Source listing:

———

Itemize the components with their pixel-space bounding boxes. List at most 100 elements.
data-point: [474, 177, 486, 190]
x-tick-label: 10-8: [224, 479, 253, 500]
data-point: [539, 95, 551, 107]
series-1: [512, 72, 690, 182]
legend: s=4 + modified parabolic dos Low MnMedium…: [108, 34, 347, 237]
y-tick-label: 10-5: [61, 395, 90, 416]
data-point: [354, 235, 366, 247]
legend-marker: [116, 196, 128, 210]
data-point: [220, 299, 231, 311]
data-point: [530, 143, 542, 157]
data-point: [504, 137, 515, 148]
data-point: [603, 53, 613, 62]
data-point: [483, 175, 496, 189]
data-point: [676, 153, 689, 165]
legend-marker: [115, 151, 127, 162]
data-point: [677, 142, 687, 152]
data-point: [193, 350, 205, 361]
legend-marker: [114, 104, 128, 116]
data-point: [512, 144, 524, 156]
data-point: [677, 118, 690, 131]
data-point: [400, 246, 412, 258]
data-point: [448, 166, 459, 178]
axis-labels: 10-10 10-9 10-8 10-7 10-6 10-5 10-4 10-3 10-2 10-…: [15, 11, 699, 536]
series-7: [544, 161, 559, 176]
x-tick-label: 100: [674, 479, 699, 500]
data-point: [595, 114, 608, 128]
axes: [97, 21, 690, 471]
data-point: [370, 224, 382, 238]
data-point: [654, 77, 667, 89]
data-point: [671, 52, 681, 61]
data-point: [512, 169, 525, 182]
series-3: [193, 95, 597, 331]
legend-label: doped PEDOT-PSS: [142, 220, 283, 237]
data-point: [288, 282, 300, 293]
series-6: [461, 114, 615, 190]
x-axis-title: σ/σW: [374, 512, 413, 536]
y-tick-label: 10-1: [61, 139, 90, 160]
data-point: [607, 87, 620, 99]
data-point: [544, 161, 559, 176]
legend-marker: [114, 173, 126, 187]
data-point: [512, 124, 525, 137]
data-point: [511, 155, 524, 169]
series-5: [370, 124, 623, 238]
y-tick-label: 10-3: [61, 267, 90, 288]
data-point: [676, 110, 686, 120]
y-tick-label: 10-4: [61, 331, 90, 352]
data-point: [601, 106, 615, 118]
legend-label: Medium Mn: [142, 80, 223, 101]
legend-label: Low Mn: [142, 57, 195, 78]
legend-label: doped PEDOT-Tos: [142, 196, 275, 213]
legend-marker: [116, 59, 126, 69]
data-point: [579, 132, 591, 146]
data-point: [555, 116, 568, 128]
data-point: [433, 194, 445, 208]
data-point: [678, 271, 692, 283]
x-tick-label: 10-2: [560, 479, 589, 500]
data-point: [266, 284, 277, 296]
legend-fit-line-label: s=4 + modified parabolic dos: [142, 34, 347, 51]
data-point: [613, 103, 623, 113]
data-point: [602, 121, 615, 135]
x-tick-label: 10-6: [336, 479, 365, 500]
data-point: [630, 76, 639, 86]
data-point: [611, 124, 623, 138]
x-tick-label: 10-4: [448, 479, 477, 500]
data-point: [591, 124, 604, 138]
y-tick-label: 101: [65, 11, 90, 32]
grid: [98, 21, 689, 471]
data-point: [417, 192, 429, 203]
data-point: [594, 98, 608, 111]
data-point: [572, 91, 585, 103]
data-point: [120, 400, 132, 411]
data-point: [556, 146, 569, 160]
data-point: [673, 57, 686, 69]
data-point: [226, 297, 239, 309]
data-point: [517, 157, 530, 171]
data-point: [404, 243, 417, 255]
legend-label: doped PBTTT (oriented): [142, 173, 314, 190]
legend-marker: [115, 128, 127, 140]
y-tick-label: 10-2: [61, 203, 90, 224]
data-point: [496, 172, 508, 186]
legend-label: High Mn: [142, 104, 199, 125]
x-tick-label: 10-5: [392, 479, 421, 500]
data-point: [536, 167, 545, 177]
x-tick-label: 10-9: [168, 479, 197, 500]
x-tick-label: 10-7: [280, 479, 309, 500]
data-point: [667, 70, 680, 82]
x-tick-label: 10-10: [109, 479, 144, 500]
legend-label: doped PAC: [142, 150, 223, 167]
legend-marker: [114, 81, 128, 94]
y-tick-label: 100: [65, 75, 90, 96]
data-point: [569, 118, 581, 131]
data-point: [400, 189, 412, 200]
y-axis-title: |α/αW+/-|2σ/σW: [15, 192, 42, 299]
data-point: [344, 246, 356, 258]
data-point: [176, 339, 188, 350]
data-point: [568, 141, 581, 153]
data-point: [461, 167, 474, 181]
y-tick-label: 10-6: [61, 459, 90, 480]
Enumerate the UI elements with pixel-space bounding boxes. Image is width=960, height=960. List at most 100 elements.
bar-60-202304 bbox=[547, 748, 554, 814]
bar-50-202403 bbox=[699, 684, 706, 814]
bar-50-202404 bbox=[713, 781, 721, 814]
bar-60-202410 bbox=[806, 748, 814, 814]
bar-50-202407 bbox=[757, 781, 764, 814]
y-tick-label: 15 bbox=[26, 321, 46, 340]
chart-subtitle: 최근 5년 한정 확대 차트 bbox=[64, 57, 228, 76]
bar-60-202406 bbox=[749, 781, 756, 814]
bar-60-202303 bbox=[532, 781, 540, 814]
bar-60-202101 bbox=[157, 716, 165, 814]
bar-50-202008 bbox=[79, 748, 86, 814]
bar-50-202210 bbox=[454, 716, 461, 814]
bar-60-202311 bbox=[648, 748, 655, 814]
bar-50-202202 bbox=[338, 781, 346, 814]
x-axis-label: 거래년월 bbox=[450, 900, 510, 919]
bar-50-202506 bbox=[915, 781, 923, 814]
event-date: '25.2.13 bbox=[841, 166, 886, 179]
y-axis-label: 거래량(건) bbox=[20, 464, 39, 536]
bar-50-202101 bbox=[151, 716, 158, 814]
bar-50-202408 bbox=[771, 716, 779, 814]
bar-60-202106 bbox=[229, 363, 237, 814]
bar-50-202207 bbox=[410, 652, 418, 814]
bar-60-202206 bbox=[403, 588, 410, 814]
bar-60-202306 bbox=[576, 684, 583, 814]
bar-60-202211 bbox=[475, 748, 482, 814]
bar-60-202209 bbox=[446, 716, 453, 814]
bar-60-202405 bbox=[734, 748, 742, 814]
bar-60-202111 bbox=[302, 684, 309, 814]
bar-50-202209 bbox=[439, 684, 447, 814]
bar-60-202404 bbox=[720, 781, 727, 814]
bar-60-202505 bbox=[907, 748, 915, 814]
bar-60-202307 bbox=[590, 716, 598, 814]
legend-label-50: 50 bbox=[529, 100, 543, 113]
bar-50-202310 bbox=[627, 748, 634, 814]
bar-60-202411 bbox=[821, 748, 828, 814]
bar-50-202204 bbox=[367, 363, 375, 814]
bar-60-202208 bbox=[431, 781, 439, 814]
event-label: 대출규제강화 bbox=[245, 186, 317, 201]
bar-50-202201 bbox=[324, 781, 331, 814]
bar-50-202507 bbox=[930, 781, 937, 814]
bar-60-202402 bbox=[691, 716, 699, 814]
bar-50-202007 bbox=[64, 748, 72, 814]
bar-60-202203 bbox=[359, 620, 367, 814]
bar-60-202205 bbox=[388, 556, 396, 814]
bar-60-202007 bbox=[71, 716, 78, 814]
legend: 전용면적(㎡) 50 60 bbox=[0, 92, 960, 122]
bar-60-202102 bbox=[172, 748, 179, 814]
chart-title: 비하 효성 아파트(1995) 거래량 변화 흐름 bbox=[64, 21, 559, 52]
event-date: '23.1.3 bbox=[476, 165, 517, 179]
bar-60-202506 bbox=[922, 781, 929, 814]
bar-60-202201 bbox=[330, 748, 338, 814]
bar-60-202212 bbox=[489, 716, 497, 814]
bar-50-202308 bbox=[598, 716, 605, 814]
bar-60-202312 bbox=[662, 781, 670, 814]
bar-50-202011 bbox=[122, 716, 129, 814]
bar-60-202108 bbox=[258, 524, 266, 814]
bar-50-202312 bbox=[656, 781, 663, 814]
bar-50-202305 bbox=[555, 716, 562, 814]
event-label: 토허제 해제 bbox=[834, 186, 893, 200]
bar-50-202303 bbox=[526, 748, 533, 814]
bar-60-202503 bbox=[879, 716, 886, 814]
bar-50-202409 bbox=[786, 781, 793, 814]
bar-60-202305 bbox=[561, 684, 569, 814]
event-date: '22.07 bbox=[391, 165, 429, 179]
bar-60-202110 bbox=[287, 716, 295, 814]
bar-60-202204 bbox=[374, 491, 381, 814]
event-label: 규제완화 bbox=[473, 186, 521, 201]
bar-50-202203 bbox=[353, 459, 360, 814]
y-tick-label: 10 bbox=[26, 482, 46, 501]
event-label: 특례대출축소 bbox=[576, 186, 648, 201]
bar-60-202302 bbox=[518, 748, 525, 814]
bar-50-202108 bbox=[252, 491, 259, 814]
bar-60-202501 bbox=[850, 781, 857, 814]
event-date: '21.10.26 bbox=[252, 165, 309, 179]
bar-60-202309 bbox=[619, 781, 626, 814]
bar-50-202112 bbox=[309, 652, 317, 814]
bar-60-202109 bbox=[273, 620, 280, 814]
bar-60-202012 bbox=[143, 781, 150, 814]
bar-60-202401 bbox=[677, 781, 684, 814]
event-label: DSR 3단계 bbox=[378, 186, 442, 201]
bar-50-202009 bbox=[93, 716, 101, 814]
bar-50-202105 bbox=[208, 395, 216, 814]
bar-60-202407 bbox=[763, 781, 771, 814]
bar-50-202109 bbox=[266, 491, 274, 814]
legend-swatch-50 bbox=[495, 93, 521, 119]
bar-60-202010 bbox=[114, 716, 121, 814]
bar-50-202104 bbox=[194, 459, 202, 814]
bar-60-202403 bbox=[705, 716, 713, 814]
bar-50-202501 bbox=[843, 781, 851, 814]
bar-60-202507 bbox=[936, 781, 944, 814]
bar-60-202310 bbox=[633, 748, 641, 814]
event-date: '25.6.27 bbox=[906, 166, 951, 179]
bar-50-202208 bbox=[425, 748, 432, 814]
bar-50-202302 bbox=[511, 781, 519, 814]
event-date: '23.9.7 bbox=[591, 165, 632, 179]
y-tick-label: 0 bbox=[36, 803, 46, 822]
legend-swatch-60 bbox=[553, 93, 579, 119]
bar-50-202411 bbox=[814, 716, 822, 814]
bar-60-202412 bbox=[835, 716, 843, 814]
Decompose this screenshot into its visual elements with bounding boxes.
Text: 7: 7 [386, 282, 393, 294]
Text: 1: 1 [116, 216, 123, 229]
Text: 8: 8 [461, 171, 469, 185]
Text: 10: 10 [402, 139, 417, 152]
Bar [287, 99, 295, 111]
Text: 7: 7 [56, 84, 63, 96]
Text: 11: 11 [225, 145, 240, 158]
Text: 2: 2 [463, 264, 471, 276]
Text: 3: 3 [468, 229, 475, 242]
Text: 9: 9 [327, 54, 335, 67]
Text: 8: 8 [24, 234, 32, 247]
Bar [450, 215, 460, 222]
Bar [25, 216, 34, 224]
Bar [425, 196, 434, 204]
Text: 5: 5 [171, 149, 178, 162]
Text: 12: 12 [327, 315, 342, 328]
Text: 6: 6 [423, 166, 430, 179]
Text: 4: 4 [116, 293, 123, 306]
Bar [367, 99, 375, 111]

———

### STATED EXERCISE
Retype the listing above from its first line up to and including the line with "data-point: [370, 224, 382, 238]".

### THE RESPONSE
Itemize the components with their pixel-space bounding boxes. List at most 100 elements.
data-point: [474, 177, 486, 190]
x-tick-label: 10-8: [224, 479, 253, 500]
data-point: [539, 95, 551, 107]
series-1: [512, 72, 690, 182]
legend: s=4 + modified parabolic dos Low MnMedium…: [108, 34, 347, 237]
y-tick-label: 10-5: [61, 395, 90, 416]
data-point: [354, 235, 366, 247]
legend-marker: [116, 196, 128, 210]
data-point: [220, 299, 231, 311]
data-point: [530, 143, 542, 157]
data-point: [504, 137, 515, 148]
data-point: [603, 53, 613, 62]
data-point: [483, 175, 496, 189]
data-point: [676, 153, 689, 165]
legend-marker: [115, 151, 127, 162]
data-point: [677, 142, 687, 152]
data-point: [193, 350, 205, 361]
legend-marker: [114, 104, 128, 116]
data-point: [512, 144, 524, 156]
data-point: [677, 118, 690, 131]
data-point: [400, 246, 412, 258]
data-point: [448, 166, 459, 178]
axis-labels: 10-10 10-9 10-8 10-7 10-6 10-5 10-4 10-3 10-2 10-…: [15, 11, 699, 536]
series-7: [544, 161, 559, 176]
x-tick-label: 100: [674, 479, 699, 500]
data-point: [595, 114, 608, 128]
axes: [97, 21, 690, 471]
data-point: [370, 224, 382, 238]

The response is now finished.